**What you have to do:** Look through the data for the string "name". Copy every line where it is found.

**Supplied entries:**
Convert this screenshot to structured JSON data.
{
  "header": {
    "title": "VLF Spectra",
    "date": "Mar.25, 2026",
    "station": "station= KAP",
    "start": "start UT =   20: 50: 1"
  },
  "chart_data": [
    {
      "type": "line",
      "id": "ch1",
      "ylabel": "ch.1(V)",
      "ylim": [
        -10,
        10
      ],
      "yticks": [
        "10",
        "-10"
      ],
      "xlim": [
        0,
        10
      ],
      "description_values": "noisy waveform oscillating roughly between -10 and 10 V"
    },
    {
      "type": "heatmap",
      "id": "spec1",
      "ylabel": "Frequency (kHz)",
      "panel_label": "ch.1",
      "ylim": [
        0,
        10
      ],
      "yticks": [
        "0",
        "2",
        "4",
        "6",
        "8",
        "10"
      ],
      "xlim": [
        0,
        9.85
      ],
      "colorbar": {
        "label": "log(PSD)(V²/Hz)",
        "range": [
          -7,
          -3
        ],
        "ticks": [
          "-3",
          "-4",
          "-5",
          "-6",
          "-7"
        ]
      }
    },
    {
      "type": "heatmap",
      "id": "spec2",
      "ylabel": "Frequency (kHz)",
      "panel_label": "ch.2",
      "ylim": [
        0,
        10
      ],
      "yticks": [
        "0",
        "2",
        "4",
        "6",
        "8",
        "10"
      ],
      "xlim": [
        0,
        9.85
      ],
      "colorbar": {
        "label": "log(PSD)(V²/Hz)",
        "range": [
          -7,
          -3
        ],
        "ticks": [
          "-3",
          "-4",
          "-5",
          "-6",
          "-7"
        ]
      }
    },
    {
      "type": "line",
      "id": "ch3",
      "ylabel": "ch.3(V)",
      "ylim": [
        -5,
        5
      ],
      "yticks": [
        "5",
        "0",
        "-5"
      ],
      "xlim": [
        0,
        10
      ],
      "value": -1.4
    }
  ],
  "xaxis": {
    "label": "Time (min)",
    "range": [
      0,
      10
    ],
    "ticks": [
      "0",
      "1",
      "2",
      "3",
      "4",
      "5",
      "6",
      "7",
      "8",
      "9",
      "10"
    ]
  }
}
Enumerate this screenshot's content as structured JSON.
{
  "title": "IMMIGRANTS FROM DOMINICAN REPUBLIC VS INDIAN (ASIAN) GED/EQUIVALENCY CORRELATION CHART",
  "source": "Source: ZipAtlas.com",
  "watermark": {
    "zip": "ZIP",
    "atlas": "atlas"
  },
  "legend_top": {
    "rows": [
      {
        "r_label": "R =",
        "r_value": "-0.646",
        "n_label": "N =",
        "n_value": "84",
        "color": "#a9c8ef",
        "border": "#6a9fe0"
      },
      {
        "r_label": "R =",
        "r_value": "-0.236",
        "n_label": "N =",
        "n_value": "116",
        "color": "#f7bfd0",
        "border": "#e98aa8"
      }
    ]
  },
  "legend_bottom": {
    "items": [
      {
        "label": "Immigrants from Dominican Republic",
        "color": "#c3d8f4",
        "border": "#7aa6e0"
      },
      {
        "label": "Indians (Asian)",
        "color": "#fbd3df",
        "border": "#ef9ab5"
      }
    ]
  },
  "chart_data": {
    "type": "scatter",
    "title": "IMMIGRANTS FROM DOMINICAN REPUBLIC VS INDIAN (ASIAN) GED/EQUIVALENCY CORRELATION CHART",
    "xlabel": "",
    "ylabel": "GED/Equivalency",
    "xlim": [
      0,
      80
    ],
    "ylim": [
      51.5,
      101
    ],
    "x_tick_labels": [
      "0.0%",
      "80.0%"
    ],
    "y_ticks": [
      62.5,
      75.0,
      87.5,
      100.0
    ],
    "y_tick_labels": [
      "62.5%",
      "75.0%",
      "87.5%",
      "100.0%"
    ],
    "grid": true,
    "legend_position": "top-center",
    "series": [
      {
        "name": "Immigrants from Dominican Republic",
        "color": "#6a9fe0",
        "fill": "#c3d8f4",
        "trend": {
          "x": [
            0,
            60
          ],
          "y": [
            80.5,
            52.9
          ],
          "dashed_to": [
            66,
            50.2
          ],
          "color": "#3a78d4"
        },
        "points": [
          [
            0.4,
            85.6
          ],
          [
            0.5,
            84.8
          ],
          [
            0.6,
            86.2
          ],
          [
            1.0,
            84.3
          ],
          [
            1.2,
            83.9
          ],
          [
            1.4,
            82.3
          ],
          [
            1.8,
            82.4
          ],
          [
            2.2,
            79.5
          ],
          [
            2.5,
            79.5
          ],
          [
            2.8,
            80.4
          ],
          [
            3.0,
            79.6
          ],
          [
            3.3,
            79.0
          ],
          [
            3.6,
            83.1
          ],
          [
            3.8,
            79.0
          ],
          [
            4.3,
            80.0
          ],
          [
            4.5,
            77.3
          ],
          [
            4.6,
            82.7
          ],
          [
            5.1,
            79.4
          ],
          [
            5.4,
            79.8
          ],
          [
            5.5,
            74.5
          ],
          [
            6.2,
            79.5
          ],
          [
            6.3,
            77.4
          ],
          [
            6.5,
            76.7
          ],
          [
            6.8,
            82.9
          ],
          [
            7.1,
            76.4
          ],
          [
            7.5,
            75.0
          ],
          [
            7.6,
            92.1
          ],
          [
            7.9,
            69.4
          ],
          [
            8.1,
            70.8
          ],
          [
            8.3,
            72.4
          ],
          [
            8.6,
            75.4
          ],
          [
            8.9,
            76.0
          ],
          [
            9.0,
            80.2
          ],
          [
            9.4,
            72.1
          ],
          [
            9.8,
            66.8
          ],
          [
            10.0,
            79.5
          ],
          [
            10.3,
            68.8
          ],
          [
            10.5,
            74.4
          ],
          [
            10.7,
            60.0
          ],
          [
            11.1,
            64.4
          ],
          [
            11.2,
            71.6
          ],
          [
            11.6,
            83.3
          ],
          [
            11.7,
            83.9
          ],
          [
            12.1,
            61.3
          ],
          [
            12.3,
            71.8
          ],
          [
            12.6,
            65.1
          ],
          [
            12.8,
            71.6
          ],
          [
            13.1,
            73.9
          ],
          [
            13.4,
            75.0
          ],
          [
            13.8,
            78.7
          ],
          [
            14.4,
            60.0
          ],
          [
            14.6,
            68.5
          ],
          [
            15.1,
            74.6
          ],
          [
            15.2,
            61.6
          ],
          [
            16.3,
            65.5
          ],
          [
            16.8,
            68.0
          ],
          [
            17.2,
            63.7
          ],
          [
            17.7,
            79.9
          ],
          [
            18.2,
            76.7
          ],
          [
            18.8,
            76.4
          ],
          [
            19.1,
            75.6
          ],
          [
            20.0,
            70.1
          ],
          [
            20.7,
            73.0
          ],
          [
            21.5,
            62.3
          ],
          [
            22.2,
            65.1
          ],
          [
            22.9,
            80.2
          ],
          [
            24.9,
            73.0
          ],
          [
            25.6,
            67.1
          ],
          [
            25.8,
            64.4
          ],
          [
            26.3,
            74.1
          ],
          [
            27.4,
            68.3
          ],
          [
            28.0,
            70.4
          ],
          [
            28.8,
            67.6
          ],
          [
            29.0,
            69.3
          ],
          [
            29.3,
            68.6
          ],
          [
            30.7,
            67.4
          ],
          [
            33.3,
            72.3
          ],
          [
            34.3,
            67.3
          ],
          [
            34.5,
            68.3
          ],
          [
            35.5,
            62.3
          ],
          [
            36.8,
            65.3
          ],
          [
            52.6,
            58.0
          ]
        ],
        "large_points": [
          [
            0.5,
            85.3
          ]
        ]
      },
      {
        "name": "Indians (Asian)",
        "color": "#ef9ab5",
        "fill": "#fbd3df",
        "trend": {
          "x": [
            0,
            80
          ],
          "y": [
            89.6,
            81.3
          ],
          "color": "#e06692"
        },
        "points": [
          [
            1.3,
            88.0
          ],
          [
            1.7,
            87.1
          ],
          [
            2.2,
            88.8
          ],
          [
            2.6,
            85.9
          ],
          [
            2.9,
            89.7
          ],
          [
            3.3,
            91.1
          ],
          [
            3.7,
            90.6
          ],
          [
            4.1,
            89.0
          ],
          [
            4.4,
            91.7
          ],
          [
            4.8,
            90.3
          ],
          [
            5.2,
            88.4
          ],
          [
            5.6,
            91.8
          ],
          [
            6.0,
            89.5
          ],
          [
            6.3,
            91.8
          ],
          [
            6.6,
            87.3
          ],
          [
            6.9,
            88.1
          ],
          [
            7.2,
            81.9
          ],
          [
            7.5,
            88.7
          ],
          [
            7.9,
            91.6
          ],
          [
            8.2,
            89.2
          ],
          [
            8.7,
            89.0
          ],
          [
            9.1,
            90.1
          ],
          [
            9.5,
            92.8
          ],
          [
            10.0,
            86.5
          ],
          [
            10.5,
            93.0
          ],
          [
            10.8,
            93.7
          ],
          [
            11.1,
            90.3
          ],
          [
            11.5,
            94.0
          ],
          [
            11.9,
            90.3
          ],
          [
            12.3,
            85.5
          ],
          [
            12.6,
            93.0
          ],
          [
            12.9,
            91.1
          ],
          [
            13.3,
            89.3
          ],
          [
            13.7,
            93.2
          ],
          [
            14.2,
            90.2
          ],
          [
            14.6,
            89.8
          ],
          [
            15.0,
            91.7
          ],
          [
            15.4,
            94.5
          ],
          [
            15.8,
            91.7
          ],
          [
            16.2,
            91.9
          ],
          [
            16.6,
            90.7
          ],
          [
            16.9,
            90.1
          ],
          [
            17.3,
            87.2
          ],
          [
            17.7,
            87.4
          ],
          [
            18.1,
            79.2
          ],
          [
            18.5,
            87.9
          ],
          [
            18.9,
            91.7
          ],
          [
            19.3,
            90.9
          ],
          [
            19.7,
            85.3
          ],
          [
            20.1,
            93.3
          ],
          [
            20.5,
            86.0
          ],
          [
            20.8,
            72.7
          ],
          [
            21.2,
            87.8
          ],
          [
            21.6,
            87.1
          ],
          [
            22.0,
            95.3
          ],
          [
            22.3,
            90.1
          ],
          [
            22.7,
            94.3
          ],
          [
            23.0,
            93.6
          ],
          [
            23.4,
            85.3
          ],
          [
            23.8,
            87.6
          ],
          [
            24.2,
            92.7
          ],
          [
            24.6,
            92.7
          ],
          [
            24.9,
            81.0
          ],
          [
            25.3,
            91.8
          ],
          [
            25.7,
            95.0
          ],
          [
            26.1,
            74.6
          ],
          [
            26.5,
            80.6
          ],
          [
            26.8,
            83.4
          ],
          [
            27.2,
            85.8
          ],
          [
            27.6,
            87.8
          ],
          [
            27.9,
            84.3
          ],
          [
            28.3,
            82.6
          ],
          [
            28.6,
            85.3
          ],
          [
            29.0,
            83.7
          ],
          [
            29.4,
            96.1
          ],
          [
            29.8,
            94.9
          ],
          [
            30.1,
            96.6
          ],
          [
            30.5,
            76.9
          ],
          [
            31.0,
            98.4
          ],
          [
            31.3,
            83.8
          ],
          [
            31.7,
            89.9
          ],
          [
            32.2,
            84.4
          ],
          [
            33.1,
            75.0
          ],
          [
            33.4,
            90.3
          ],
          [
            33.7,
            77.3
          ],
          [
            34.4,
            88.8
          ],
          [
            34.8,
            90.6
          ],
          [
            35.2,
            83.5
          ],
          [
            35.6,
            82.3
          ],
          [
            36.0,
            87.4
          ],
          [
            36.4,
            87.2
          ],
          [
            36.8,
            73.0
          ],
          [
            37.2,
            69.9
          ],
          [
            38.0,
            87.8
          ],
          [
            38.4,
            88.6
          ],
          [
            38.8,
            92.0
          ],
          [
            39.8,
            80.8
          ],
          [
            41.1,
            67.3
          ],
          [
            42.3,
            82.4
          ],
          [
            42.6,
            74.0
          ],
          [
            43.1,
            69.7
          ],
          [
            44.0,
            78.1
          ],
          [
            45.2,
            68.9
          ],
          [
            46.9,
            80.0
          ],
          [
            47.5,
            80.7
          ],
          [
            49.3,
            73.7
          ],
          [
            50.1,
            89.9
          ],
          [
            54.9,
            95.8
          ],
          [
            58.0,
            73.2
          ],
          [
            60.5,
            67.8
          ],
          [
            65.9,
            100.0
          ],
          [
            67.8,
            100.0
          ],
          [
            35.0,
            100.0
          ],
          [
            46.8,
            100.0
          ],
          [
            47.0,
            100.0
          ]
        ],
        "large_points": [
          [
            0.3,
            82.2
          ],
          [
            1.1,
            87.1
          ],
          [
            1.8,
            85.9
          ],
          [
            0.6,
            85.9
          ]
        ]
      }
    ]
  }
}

**Output of the exercise:**
        "name": "Immigrants from Dominican Republic",
        "name": "Indians (Asian)",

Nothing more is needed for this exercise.